>> START

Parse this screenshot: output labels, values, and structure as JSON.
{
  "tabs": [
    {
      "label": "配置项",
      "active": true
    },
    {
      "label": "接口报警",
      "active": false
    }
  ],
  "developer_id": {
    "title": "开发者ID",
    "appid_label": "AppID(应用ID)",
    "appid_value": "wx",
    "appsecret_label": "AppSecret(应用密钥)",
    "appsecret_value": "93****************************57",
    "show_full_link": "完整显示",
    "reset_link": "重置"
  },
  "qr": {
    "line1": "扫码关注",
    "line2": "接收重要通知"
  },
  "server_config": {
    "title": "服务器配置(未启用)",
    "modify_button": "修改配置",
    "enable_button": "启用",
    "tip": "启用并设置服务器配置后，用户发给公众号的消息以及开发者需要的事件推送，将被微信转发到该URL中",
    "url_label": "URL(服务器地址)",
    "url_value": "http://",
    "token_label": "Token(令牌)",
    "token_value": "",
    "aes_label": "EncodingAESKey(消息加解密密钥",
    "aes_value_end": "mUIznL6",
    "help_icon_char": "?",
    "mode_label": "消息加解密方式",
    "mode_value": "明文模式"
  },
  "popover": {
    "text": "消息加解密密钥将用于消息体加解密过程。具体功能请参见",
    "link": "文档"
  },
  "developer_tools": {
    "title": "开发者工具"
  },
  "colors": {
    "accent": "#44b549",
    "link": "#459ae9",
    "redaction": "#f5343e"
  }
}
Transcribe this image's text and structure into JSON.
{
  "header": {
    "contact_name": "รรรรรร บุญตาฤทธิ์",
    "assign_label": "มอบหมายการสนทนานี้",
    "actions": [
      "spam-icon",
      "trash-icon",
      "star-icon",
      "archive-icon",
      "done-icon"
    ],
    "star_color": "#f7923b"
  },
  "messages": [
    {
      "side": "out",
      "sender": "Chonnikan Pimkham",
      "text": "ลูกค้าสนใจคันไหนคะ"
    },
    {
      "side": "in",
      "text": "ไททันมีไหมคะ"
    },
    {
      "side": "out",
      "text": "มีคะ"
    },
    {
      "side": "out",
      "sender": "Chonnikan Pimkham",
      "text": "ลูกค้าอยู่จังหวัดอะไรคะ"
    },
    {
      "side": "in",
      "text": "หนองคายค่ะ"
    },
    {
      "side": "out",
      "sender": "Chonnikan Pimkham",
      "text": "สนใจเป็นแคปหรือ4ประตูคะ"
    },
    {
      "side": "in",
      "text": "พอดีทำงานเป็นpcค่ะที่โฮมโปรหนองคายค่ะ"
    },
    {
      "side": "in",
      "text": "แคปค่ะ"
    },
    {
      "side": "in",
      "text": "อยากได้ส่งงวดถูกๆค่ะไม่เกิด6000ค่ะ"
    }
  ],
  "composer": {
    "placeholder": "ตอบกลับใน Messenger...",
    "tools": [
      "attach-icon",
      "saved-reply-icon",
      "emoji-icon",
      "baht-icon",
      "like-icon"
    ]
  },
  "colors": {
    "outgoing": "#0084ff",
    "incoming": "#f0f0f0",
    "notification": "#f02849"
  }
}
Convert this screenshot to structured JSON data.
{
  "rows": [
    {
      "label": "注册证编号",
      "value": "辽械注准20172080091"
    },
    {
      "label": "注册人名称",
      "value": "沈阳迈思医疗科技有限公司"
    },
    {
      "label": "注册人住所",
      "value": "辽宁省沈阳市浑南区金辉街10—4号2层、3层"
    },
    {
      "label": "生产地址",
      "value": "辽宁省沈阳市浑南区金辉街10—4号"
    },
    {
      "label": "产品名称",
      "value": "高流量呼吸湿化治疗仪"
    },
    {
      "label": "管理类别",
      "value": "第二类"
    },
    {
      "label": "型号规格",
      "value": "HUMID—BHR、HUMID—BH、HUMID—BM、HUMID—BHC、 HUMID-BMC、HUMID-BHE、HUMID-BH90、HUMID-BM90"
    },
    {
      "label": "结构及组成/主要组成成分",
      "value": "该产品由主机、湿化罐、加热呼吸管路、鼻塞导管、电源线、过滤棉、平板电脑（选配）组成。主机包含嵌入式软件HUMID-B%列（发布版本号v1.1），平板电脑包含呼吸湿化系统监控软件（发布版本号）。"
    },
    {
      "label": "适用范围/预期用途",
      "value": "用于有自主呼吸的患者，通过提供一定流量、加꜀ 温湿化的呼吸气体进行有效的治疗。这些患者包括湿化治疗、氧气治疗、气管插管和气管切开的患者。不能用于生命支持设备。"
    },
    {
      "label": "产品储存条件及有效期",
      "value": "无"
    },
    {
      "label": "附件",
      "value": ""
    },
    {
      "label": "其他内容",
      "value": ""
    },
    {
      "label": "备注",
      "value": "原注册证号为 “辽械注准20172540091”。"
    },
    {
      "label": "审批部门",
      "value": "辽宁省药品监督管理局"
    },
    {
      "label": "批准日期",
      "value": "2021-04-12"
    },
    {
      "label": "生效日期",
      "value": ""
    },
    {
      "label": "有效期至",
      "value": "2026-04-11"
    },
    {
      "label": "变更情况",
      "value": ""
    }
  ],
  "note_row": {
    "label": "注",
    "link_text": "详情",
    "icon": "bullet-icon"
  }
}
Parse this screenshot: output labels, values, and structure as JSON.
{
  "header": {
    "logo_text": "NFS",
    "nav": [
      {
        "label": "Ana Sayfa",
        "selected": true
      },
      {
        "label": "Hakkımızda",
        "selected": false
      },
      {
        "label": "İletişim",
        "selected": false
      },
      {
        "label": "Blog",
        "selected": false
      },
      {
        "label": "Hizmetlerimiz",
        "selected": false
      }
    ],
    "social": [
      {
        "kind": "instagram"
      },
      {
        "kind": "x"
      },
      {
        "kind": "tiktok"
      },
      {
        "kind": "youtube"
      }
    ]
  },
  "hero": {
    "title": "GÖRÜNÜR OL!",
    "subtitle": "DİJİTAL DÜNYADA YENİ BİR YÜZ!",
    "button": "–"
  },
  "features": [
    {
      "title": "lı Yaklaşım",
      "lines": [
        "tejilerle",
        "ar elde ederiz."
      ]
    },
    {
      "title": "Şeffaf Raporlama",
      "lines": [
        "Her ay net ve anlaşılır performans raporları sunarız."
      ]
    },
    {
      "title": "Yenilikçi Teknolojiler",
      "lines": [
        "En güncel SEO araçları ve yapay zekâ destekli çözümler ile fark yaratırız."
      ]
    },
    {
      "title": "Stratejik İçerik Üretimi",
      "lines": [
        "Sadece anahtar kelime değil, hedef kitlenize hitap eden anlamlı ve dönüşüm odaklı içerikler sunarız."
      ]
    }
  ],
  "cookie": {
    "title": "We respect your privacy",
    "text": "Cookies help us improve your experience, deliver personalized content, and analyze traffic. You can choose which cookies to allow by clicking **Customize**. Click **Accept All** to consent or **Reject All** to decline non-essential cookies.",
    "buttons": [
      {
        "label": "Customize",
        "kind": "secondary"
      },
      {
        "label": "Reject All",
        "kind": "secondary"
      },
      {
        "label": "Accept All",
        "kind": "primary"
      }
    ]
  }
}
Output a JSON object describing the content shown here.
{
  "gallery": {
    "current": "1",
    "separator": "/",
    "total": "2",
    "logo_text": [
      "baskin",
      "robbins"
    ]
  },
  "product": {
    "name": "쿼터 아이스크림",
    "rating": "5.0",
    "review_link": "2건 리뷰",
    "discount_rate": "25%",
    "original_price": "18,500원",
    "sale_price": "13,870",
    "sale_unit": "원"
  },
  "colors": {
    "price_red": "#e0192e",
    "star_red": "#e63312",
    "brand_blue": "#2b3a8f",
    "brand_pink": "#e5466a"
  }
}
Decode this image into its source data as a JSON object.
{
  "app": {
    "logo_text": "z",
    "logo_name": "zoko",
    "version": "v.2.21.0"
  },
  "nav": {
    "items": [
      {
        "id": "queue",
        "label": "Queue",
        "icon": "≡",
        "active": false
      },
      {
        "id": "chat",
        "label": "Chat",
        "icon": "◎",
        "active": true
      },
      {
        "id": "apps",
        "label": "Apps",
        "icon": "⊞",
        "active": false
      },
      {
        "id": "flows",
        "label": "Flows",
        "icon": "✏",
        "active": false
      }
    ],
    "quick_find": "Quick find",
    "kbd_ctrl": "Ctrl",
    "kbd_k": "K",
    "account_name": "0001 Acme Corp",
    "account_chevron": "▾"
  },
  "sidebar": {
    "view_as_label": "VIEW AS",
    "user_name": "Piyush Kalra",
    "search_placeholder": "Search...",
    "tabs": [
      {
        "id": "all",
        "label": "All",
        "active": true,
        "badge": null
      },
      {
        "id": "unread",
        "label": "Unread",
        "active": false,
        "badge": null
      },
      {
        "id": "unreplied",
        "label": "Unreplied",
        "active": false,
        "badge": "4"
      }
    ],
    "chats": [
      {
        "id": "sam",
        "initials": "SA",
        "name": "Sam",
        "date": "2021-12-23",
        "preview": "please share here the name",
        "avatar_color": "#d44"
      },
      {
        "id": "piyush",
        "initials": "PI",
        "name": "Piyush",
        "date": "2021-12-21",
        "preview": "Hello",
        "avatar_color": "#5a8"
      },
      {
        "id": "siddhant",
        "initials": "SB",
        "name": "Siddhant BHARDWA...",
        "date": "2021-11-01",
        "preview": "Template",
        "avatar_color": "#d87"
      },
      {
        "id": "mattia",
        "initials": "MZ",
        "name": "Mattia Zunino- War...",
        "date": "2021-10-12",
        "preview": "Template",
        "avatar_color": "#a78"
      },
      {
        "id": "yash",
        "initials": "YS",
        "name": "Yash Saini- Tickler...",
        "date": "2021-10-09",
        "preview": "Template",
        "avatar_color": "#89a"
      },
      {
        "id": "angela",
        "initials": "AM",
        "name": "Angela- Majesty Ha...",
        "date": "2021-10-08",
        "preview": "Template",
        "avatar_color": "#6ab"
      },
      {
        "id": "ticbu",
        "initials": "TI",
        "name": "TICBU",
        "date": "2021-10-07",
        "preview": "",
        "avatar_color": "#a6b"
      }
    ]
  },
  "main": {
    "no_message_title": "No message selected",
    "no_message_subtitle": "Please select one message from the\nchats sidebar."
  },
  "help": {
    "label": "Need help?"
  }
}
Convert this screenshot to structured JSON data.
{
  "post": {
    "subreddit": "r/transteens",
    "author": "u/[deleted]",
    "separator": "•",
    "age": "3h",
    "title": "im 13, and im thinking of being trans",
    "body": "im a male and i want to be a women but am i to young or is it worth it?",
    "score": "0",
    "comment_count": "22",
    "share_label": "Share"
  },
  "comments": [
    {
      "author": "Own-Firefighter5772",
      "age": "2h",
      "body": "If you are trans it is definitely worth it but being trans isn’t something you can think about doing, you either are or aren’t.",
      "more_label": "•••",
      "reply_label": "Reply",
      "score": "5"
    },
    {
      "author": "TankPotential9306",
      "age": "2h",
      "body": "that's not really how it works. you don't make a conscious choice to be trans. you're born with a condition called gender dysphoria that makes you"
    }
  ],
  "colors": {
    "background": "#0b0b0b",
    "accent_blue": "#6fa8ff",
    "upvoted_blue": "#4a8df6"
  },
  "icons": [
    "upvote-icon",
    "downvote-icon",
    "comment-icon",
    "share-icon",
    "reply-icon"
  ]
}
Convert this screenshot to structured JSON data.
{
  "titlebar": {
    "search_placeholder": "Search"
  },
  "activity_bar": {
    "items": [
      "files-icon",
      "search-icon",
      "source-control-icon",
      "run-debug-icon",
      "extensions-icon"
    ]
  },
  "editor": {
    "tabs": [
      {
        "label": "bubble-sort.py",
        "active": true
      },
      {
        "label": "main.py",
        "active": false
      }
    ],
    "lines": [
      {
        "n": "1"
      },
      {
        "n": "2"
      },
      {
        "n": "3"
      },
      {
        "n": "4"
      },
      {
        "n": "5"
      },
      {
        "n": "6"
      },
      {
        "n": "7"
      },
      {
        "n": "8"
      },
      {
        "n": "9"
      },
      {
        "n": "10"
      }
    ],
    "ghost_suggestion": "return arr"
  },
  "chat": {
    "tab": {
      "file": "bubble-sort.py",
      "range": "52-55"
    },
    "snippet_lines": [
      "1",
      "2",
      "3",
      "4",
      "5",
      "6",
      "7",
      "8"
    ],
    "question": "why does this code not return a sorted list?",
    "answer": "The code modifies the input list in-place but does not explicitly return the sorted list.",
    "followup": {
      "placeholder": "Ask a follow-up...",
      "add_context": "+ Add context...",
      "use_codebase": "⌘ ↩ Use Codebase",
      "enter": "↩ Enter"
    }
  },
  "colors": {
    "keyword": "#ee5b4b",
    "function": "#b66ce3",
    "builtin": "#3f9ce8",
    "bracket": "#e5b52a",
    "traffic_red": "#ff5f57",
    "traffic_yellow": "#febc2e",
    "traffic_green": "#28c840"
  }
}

>> END

» REQUIRED WORK
Show all lines from the listing above in which "body" appears.

» TASK ANSWER
    "body": "im a male and i want to be a women but am i to young or is it worth it?",
      "body": "If you are trans it is definitely worth it but being trans isn’t something you can think about doing, you either are or aren’t.",
      "body": "that's not really how it works. you don't make a conscious choice to be trans. you're born with a condition called gender dysphoria that makes you"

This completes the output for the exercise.